Return every line of the data below that includes the string "content".

^^^^

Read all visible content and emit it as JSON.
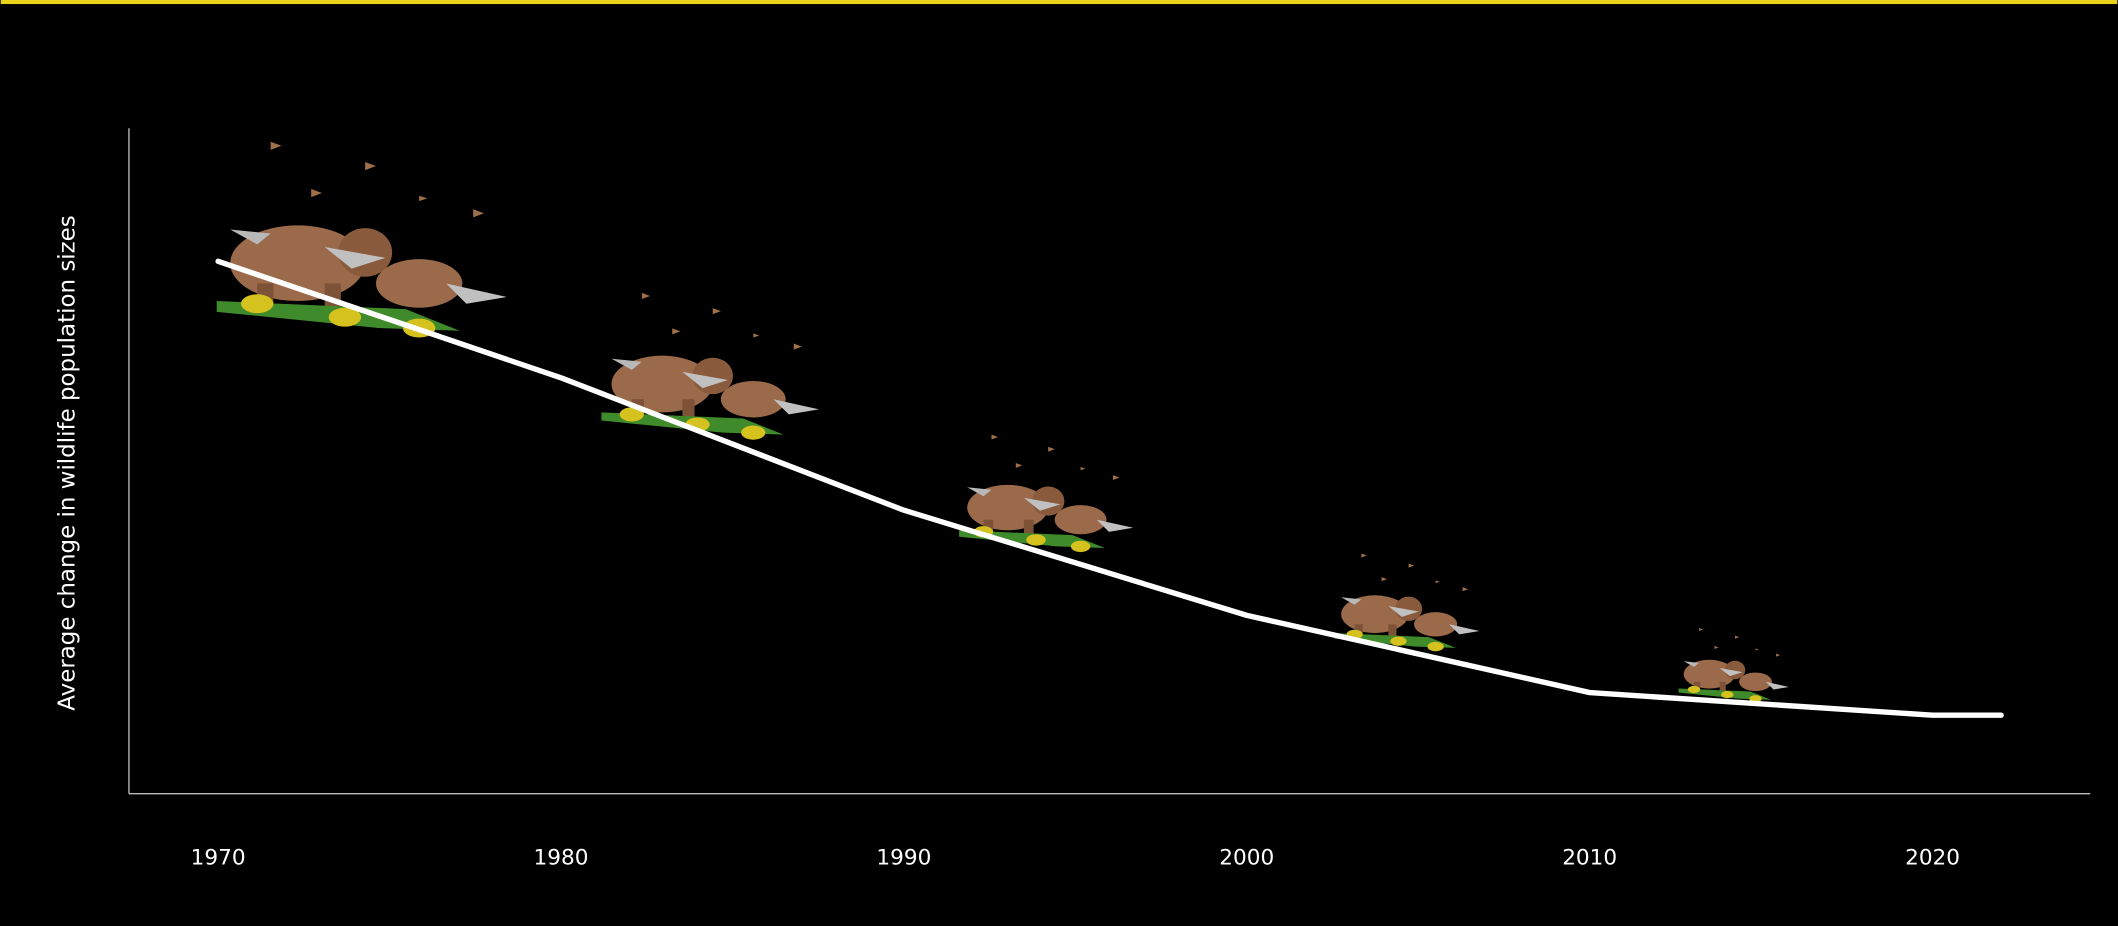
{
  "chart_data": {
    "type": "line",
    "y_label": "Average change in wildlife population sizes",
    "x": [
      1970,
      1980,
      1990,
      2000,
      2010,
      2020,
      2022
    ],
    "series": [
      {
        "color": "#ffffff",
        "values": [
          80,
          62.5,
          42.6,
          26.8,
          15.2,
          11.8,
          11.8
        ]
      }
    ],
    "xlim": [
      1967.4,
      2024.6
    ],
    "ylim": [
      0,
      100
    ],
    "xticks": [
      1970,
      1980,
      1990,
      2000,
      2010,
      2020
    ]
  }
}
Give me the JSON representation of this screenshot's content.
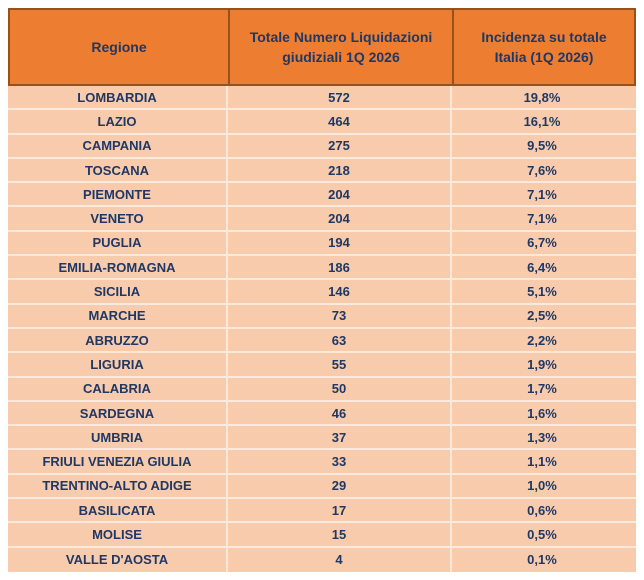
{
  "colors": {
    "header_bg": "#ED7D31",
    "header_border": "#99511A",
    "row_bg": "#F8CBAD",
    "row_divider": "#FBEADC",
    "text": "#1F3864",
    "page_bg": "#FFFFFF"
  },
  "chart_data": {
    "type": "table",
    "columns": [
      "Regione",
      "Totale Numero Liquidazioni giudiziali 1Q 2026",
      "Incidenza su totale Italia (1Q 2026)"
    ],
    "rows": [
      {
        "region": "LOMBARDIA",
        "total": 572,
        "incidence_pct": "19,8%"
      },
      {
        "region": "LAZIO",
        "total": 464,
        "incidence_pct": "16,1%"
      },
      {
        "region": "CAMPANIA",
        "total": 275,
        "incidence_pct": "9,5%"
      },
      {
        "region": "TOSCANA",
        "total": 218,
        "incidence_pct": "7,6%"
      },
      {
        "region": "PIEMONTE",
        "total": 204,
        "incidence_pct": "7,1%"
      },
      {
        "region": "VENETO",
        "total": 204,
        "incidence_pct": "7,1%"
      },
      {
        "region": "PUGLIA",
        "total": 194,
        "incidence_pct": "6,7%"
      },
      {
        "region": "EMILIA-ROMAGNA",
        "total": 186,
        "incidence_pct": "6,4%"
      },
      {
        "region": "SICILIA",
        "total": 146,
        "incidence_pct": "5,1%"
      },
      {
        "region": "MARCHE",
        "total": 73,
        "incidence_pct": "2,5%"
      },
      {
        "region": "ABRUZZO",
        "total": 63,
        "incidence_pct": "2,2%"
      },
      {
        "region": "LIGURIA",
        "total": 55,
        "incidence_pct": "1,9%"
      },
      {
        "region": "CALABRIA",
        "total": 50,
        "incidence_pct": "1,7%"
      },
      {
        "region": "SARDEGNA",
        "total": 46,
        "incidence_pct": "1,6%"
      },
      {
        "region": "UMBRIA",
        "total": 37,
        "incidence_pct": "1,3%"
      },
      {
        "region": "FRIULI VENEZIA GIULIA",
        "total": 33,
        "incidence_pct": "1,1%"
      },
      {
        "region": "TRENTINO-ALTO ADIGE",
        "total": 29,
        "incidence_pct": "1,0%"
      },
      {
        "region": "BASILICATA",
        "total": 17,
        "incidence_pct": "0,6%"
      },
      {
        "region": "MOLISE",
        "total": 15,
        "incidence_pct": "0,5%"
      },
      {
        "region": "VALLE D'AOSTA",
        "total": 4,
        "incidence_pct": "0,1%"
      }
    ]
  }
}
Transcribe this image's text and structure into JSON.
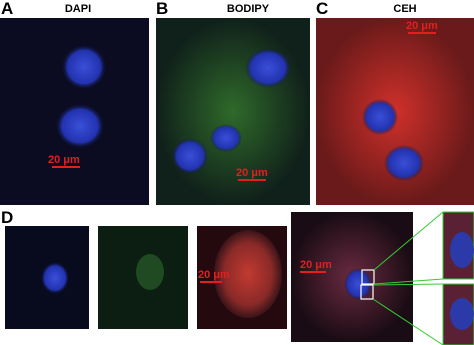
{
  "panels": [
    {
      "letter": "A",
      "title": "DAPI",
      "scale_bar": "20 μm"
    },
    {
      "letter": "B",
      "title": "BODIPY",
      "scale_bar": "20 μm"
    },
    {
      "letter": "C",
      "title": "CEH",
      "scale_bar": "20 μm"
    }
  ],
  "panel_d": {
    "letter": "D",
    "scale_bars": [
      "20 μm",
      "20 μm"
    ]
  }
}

^^^^

Exercise response:
Read all visible content and emit it as JSON.
Give me the JSON representation of this screenshot's content.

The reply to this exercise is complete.